[PROBLEM DESCRIPTION]: Report every line in the records below that holds the word "this".

[DATASET]:
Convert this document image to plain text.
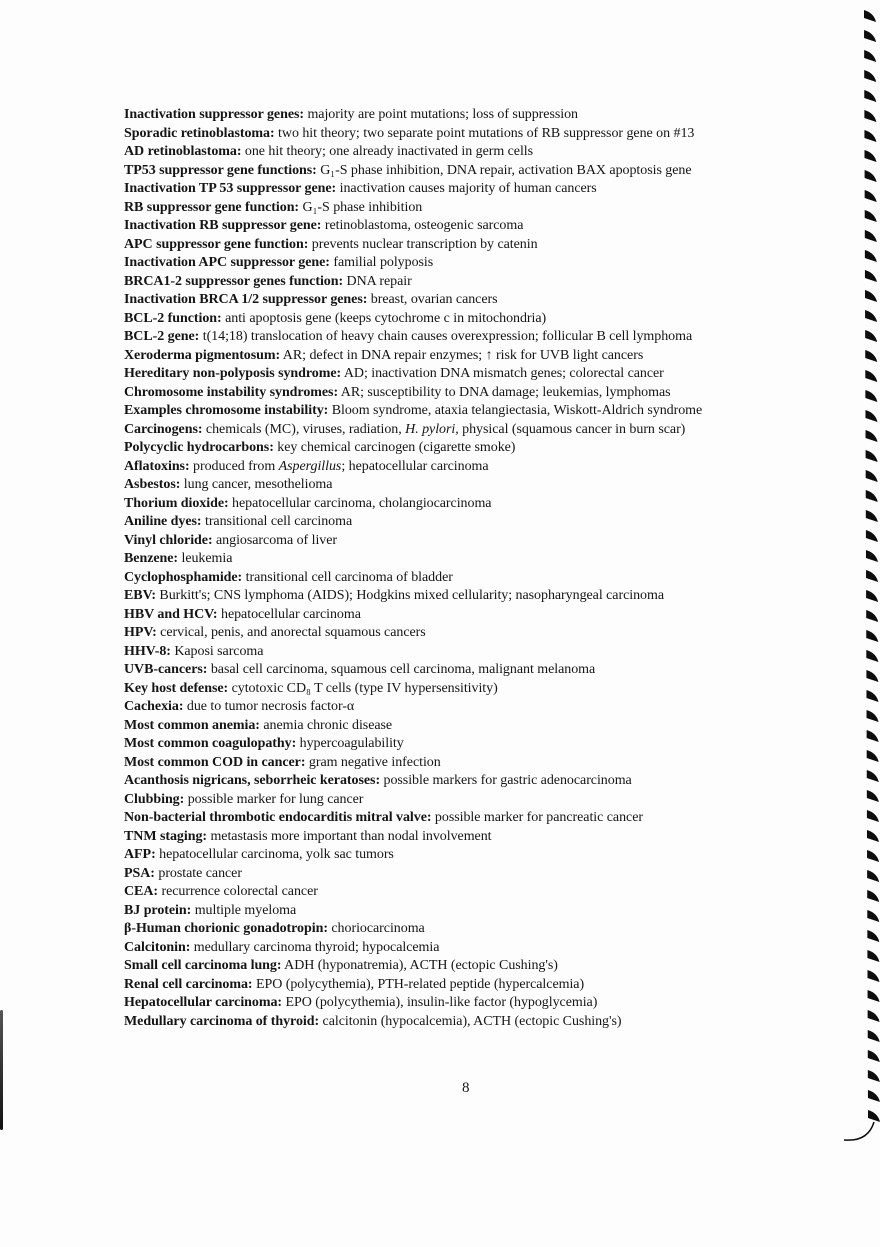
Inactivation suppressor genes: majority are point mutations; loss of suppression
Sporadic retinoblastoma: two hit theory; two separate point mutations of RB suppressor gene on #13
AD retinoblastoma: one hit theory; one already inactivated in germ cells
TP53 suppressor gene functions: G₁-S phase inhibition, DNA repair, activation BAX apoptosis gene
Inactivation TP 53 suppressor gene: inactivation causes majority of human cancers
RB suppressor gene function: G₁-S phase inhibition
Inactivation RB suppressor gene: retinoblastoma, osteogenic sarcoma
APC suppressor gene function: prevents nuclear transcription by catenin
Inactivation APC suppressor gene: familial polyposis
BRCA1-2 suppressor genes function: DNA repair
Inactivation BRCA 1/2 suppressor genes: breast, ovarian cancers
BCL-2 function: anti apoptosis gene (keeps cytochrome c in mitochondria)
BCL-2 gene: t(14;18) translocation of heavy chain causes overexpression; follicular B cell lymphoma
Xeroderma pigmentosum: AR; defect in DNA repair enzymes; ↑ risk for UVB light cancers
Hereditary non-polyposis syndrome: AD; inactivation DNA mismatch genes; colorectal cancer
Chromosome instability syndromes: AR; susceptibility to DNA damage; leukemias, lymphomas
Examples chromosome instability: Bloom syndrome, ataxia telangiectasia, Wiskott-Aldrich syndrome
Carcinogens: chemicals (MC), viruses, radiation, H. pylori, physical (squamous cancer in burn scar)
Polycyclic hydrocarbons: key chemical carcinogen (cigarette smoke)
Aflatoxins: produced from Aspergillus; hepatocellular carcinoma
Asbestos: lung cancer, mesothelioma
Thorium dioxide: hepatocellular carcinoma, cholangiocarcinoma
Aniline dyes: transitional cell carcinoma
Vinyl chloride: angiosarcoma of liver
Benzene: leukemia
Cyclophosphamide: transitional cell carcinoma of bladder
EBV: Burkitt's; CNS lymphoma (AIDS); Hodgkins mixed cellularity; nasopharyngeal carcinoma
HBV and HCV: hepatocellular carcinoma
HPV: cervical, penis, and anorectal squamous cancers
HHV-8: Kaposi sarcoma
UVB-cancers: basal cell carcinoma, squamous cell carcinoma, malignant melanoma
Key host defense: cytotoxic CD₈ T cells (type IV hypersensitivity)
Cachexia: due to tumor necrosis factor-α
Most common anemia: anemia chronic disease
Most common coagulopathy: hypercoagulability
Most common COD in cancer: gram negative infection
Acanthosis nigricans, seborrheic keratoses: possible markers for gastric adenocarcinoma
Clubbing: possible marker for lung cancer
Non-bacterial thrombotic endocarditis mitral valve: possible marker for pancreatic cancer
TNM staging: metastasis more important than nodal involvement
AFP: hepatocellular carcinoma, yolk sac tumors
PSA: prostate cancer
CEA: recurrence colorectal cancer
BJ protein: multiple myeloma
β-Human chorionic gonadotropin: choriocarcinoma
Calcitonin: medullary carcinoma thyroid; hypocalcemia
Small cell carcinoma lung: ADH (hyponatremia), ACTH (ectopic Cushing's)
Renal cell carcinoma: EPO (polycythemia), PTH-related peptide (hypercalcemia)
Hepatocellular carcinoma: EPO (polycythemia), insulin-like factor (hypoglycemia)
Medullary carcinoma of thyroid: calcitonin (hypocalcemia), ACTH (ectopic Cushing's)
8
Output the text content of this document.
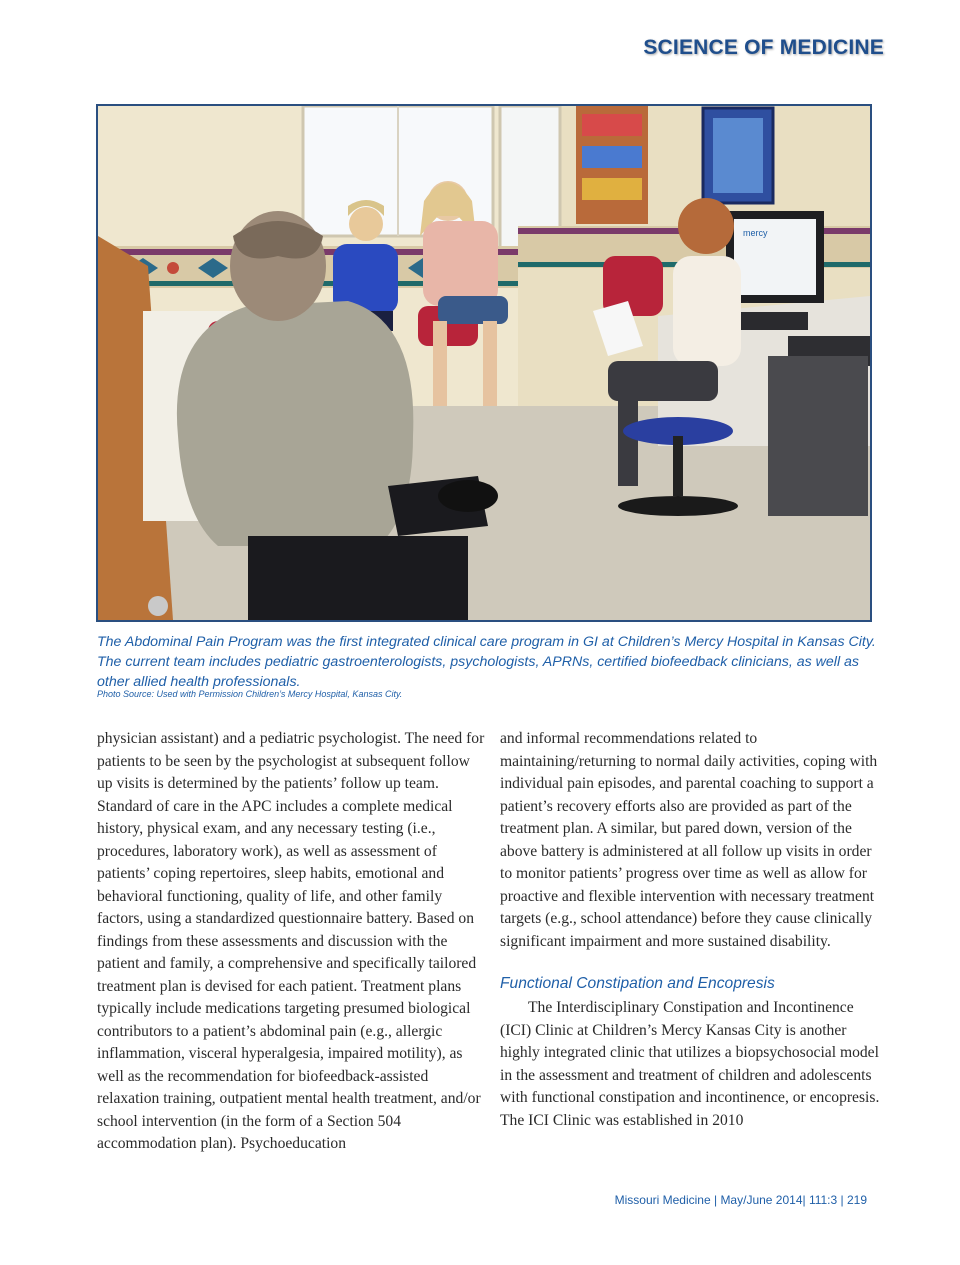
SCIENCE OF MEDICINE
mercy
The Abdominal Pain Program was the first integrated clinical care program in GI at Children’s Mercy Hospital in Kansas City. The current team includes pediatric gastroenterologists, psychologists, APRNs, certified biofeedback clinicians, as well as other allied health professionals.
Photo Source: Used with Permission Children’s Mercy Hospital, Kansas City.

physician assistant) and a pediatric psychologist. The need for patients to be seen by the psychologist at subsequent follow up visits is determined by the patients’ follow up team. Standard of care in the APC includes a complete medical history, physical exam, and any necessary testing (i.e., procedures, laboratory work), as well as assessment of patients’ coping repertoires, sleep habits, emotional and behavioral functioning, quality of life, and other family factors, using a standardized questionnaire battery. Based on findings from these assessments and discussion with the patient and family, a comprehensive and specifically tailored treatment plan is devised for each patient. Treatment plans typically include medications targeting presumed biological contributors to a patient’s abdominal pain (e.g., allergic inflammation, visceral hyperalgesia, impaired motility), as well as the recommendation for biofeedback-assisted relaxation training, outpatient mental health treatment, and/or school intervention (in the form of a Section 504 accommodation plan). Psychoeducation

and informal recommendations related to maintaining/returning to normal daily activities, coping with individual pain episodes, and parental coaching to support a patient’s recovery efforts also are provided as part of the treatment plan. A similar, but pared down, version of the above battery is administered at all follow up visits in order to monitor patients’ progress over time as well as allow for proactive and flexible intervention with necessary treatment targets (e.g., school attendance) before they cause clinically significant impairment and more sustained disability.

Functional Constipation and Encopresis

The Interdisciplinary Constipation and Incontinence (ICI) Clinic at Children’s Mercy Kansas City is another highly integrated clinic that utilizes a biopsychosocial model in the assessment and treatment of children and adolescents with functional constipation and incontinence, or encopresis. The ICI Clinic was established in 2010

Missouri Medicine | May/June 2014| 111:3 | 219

[SOLUTION TO THE PROBLEM]:
Convert this document image to plain text.
Output the text content of this document.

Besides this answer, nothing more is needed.